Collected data
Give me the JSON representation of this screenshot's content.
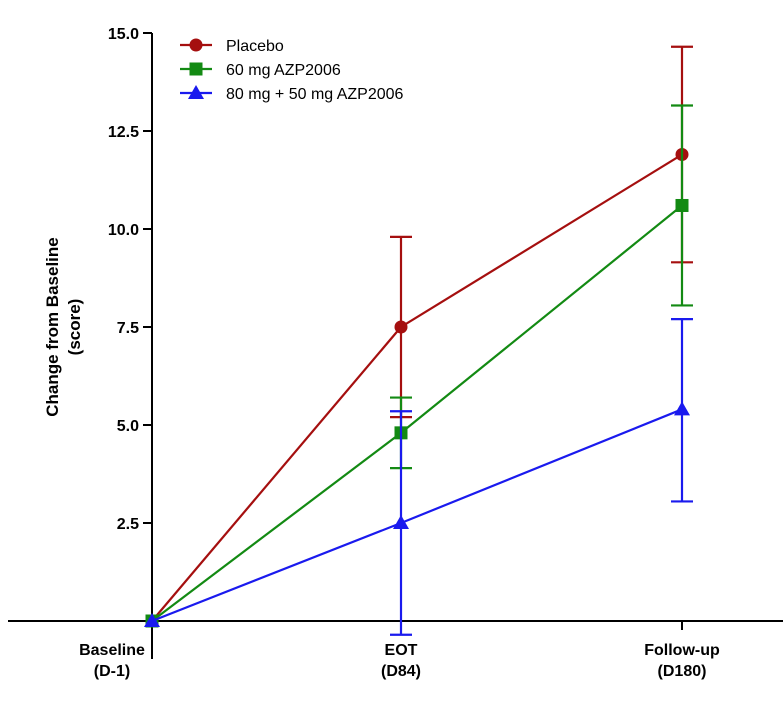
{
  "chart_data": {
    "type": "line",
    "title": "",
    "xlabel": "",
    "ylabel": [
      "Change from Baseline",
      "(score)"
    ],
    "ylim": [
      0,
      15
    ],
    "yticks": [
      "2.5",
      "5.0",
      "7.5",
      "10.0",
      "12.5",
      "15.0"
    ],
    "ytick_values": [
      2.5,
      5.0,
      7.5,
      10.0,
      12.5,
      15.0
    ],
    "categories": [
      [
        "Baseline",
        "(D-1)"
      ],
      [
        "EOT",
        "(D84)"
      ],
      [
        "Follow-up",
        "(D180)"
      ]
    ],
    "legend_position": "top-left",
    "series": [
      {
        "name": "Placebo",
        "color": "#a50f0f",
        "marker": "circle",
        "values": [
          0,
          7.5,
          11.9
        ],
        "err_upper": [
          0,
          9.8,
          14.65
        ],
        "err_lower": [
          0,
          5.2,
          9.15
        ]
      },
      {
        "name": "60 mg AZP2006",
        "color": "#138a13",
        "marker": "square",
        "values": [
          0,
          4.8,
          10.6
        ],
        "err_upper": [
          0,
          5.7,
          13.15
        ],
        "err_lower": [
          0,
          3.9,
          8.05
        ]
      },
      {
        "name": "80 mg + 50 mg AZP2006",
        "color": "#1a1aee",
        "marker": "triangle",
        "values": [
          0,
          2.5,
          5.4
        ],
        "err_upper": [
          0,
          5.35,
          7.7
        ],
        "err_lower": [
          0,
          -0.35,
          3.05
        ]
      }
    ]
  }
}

EXERCISE DESCRIPTION:
Pictures in the records should not appear in your copy, but everything else must be transcribed exactly.

WRITTEN ANSWER:
Give me the JSON representation of this screenshot's content.
{
  "chart_data": {
    "type": "line",
    "title": "",
    "xlabel": "",
    "ylabel": [
      "Change from Baseline",
      "(score)"
    ],
    "ylim": [
      0,
      15
    ],
    "yticks": [
      "2.5",
      "5.0",
      "7.5",
      "10.0",
      "12.5",
      "15.0"
    ],
    "ytick_values": [
      2.5,
      5.0,
      7.5,
      10.0,
      12.5,
      15.0
    ],
    "categories": [
      [
        "Baseline",
        "(D-1)"
      ],
      [
        "EOT",
        "(D84)"
      ],
      [
        "Follow-up",
        "(D180)"
      ]
    ],
    "legend_position": "top-left",
    "series": [
      {
        "name": "Placebo",
        "color": "#a50f0f",
        "marker": "circle",
        "values": [
          0,
          7.5,
          11.9
        ],
        "err_upper": [
          0,
          9.8,
          14.65
        ],
        "err_lower": [
          0,
          5.2,
          9.15
        ]
      },
      {
        "name": "60 mg AZP2006",
        "color": "#138a13",
        "marker": "square",
        "values": [
          0,
          4.8,
          10.6
        ],
        "err_upper": [
          0,
          5.7,
          13.15
        ],
        "err_lower": [
          0,
          3.9,
          8.05
        ]
      },
      {
        "name": "80 mg + 50 mg AZP2006",
        "color": "#1a1aee",
        "marker": "triangle",
        "values": [
          0,
          2.5,
          5.4
        ],
        "err_upper": [
          0,
          5.35,
          7.7
        ],
        "err_lower": [
          0,
          -0.35,
          3.05
        ]
      }
    ]
  }
}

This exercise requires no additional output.